# DIRECTIVE:
Which lines contain the string "itemsets"? Please list every one of them.

# DATA EXTRACT:
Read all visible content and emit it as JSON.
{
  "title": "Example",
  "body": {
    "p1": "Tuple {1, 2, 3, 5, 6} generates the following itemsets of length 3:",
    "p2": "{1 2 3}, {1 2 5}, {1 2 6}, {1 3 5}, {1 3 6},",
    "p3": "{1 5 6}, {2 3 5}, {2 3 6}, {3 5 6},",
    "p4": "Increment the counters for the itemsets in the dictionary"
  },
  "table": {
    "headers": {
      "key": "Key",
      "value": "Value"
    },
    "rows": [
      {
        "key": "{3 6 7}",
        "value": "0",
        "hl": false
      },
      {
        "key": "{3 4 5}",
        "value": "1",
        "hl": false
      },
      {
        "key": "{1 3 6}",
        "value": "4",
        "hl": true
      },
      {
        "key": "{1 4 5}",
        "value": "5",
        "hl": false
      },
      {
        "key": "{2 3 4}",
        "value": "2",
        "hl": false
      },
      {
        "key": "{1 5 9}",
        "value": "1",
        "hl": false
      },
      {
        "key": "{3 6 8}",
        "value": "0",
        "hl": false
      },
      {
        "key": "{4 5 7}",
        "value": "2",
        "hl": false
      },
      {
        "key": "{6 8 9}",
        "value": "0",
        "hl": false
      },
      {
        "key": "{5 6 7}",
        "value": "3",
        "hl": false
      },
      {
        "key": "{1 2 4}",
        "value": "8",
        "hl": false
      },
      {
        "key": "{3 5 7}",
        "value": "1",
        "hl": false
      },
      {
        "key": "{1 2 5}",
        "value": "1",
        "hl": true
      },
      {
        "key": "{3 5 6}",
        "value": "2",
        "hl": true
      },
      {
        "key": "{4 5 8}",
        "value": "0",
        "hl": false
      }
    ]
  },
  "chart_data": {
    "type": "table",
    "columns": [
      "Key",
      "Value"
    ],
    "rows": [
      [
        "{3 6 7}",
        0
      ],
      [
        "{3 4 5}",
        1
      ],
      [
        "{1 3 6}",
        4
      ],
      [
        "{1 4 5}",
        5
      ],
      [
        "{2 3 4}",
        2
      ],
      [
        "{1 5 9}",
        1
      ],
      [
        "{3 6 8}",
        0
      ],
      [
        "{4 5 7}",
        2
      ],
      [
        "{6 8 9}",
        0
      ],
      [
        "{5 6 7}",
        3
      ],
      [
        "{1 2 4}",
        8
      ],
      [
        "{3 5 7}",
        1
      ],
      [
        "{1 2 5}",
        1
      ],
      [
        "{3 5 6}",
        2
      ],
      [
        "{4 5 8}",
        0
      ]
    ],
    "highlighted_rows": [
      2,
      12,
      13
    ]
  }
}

# CORRECT RESPONSE:
    "p1": "Tuple {1, 2, 3, 5, 6} generates the following itemsets of length 3:",
    "p4": "Increment the counters for the itemsets in the dictionary"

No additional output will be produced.